Saved data entries
==============================
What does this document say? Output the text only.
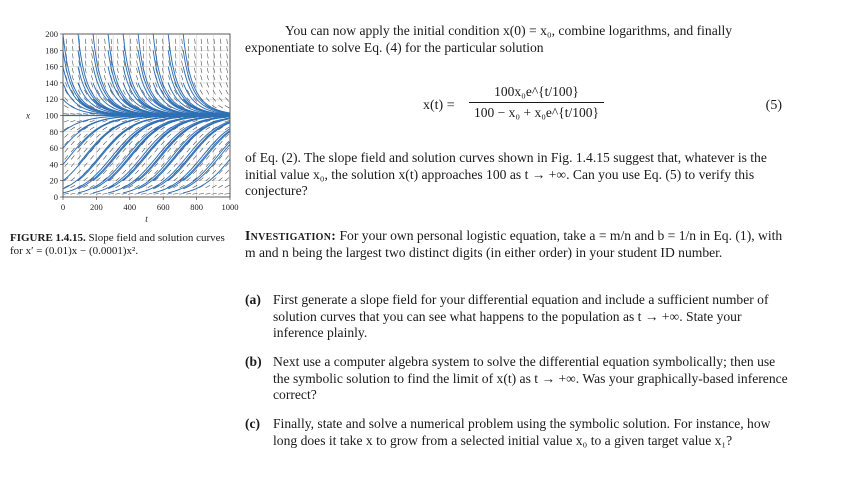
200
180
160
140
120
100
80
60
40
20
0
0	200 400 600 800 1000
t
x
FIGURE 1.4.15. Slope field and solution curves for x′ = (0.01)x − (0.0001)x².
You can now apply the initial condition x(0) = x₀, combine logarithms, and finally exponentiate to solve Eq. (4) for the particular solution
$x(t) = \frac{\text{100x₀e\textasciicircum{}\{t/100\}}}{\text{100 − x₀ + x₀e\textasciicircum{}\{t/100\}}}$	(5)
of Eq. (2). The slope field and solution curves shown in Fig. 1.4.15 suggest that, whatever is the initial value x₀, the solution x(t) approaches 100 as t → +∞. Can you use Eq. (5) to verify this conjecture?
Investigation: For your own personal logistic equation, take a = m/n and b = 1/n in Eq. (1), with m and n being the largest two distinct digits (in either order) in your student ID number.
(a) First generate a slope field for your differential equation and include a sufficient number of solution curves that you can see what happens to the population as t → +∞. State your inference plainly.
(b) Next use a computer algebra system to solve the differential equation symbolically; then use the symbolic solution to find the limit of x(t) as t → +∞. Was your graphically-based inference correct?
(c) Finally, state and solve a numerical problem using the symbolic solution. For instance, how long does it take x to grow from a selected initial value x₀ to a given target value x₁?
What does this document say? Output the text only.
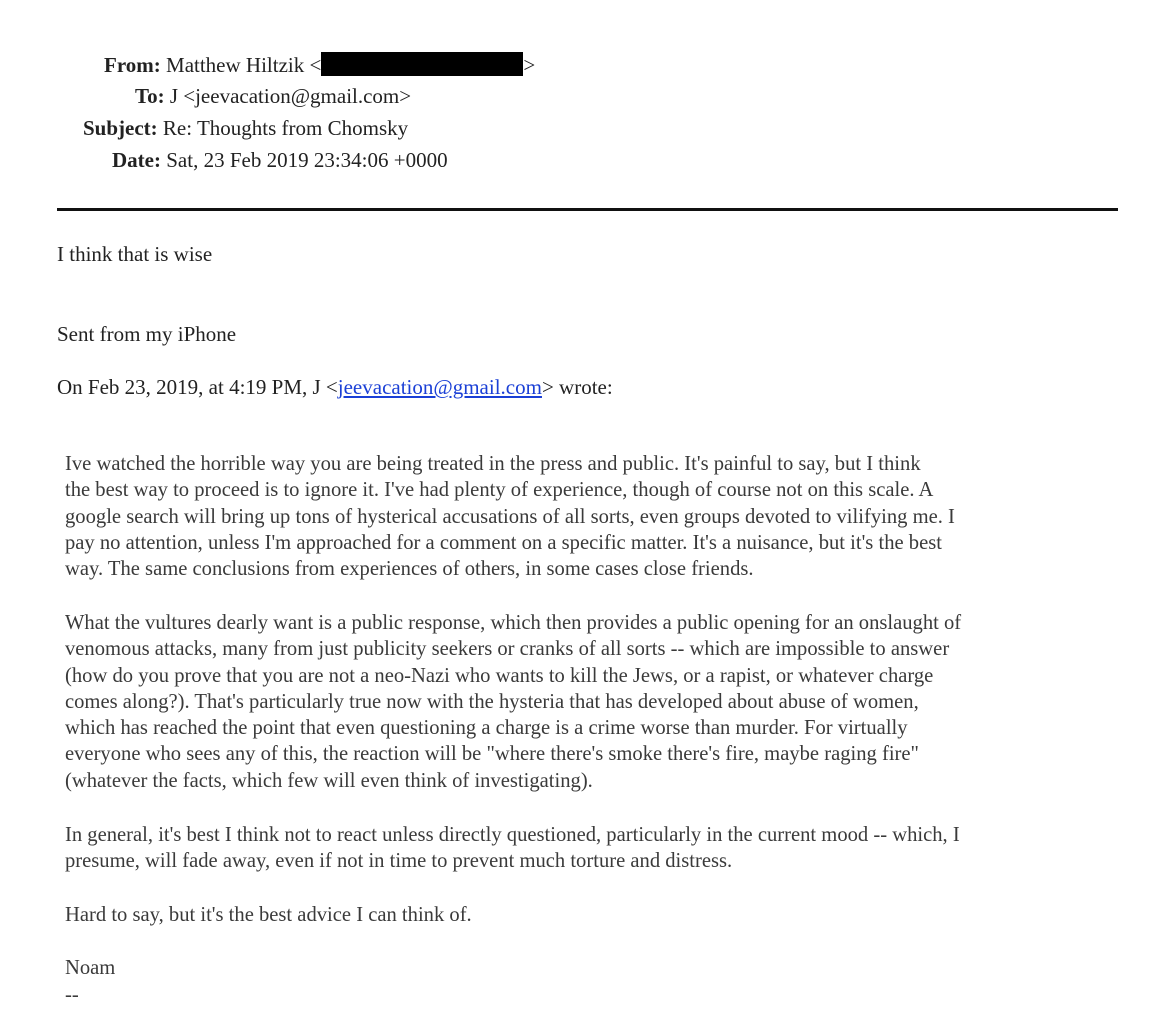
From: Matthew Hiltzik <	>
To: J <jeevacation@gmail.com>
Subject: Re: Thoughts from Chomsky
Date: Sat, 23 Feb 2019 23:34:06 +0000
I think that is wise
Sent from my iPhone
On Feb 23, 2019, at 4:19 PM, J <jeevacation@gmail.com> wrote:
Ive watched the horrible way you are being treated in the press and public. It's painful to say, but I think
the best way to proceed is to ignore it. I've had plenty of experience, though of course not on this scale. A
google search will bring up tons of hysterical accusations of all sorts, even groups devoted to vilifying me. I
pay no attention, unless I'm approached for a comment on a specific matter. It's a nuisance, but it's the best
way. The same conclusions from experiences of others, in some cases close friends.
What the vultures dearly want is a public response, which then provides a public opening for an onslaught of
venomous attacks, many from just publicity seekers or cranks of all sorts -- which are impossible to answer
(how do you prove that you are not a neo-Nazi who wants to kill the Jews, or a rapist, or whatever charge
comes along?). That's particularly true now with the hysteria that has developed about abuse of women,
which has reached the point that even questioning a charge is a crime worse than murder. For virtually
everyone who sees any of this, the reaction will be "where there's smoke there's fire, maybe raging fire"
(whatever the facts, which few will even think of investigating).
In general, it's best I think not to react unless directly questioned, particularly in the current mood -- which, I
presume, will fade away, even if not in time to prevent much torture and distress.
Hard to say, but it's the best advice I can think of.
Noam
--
==============================
◆ **EXERCISE TASK**
Report all lines of the material that contain the word "unless".

◆ **RESULT OF THE TASK**
pay no attention, unless I'm approached for a comment on a specific matter. It's a nuisance, but it's the best
In general, it's best I think not to react unless directly questioned, particularly in the current mood -- which, I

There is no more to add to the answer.